• _TASK GOAL_: Copy out the lines that have "eyes" in them.

• _EXCERPTED RECORDS_:
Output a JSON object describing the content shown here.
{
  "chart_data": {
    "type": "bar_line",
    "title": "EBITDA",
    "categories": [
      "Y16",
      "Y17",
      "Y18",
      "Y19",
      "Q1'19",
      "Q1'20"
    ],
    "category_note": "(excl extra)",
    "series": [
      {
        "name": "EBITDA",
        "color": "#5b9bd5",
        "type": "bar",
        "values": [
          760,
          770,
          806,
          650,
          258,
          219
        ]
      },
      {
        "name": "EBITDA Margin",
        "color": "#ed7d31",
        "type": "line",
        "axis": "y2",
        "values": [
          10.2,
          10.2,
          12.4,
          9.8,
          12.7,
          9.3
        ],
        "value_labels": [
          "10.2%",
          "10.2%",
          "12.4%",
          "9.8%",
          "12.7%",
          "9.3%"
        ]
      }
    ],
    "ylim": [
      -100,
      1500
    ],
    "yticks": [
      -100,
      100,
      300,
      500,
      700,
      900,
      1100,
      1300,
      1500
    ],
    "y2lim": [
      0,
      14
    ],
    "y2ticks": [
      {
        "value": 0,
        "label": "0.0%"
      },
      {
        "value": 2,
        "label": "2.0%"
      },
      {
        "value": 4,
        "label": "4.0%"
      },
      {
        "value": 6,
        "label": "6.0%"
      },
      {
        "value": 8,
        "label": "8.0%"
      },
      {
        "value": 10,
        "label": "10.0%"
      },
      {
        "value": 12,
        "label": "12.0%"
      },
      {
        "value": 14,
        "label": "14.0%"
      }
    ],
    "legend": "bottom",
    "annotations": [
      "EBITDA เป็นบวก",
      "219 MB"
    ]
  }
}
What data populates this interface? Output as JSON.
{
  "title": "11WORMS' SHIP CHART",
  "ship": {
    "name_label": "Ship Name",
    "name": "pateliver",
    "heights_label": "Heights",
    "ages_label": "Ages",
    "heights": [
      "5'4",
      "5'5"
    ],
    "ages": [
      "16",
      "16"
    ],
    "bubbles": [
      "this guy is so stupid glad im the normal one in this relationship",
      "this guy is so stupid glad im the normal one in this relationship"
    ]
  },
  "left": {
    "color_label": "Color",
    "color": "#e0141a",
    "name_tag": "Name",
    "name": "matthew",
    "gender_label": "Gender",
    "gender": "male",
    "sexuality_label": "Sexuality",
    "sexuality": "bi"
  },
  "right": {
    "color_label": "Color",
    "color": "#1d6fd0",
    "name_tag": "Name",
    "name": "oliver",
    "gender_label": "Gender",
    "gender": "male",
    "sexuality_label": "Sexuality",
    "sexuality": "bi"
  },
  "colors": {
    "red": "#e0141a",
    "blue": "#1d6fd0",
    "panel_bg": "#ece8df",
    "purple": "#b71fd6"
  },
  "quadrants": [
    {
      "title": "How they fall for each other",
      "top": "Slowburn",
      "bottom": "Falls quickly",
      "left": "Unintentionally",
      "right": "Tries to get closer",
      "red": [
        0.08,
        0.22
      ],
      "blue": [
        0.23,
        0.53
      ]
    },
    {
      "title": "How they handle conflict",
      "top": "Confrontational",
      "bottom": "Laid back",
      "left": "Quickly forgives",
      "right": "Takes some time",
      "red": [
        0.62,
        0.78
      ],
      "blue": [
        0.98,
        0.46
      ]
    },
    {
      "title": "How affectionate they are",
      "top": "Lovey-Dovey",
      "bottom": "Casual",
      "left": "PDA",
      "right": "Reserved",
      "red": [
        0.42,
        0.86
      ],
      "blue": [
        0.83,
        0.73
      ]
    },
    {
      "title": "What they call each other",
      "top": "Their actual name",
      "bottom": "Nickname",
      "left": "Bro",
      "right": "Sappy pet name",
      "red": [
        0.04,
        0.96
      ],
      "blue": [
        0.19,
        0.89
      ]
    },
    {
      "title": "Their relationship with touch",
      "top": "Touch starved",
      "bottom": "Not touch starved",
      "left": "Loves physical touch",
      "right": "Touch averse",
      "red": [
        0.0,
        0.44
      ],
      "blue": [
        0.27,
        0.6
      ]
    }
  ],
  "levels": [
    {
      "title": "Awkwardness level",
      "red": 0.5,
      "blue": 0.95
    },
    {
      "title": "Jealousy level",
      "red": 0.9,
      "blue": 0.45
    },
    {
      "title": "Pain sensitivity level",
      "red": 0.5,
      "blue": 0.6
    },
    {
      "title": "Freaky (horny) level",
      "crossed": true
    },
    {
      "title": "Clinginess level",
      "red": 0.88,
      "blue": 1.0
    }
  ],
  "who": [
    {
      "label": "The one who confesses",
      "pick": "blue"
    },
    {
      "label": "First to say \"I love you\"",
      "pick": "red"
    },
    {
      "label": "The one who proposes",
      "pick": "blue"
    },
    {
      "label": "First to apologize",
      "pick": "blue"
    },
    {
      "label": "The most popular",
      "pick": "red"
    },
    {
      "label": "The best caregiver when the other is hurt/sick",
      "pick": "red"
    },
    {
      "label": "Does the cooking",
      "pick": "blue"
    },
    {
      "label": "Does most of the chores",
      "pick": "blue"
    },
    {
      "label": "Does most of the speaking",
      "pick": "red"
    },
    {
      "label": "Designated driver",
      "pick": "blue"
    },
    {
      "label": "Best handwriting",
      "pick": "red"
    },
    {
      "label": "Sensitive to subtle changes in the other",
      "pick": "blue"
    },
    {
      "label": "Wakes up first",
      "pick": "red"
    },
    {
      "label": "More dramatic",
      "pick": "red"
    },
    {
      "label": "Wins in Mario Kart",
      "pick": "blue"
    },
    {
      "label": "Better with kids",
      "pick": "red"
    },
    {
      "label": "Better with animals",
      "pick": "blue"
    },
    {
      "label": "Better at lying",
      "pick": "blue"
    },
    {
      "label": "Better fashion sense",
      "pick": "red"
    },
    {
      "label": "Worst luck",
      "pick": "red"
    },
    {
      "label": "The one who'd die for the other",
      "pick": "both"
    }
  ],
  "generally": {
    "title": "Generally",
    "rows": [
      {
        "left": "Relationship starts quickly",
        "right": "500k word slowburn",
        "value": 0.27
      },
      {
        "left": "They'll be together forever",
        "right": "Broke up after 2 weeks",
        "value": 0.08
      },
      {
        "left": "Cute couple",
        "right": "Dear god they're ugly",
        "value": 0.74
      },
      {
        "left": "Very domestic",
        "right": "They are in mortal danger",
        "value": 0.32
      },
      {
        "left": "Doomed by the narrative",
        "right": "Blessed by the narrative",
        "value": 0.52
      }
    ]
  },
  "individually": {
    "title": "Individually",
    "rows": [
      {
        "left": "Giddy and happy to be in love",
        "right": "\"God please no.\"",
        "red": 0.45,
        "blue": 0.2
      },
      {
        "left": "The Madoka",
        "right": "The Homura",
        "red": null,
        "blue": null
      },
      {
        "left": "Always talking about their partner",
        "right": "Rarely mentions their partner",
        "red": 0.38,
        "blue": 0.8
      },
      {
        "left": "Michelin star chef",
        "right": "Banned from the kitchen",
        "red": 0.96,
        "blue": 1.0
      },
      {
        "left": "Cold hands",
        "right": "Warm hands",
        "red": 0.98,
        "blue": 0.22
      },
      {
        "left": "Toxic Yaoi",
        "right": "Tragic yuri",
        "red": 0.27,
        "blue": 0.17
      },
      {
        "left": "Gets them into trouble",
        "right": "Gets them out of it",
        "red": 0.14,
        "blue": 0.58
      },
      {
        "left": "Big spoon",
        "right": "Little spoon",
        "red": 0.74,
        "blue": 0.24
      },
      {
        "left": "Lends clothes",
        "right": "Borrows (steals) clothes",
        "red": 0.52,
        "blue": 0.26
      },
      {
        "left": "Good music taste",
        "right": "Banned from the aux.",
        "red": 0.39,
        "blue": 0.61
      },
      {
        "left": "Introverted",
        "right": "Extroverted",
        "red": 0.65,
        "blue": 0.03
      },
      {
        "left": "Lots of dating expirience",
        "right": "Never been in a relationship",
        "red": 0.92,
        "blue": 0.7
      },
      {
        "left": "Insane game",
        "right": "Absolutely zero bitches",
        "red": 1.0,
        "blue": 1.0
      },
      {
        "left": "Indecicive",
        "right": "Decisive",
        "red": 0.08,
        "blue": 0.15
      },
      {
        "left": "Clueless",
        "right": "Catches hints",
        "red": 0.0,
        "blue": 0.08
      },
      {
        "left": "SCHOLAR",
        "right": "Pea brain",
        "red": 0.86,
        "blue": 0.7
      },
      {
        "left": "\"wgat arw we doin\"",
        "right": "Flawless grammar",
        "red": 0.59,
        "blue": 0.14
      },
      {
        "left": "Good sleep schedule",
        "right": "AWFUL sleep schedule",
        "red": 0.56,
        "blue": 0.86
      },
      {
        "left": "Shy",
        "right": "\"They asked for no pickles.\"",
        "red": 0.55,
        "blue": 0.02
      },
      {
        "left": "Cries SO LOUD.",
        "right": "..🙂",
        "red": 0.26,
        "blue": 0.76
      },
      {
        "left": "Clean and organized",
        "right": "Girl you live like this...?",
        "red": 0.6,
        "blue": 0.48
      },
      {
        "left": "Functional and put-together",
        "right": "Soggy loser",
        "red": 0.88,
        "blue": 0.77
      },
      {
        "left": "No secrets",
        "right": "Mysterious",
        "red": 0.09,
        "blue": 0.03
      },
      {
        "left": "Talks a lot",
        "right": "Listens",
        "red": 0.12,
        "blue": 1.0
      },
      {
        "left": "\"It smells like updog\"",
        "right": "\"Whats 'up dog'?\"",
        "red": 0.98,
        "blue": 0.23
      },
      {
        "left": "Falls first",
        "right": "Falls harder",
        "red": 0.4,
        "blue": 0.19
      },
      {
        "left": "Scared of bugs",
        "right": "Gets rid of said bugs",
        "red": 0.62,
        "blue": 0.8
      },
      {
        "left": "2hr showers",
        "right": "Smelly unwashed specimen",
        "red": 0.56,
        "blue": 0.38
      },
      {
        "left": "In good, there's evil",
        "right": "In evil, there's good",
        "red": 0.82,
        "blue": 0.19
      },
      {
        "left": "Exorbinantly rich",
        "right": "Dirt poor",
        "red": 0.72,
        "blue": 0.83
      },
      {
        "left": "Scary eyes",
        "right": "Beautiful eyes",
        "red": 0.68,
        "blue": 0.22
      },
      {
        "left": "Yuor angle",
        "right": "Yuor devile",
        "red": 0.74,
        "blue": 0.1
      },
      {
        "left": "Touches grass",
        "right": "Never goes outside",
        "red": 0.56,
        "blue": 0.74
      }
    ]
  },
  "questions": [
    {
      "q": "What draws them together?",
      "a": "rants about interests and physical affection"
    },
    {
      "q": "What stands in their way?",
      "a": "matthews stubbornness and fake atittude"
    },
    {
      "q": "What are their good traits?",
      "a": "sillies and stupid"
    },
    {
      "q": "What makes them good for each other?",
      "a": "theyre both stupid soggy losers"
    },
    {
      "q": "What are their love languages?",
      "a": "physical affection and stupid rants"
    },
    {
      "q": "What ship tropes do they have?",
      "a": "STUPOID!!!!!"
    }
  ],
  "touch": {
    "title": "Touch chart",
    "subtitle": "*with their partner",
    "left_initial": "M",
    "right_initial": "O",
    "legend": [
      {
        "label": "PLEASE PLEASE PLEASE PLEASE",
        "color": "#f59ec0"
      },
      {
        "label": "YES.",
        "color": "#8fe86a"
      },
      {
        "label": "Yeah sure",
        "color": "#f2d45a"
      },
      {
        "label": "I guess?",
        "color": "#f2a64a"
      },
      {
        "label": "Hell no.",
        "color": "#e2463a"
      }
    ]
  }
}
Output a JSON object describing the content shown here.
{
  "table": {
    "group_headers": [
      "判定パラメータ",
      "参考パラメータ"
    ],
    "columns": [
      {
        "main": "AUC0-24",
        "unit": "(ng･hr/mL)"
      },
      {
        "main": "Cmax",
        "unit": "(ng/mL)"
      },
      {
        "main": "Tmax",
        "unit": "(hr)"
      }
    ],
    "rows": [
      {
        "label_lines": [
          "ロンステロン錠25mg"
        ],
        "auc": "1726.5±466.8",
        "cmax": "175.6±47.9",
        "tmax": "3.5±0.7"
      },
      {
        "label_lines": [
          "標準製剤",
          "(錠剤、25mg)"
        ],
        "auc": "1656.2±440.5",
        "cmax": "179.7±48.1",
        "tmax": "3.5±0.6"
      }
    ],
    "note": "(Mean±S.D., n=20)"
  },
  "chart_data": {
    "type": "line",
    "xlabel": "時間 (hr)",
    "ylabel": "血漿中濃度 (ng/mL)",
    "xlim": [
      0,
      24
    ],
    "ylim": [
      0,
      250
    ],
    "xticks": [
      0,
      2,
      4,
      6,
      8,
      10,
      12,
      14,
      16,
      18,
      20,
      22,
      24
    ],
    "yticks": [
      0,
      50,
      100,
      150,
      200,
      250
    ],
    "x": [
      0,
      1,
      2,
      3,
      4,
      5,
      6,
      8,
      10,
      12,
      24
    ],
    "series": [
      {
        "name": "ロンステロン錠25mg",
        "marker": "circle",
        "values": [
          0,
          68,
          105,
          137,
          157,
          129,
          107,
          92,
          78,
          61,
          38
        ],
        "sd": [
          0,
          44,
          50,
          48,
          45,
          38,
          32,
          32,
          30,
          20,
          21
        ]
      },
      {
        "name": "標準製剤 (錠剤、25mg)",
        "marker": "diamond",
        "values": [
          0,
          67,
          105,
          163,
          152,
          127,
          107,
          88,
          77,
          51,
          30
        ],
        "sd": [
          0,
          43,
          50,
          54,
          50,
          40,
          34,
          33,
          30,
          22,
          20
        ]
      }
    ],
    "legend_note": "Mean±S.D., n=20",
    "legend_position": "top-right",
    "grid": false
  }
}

• _RESULT BELOW_:
        "left": "Scary eyes",
        "right": "Beautiful eyes",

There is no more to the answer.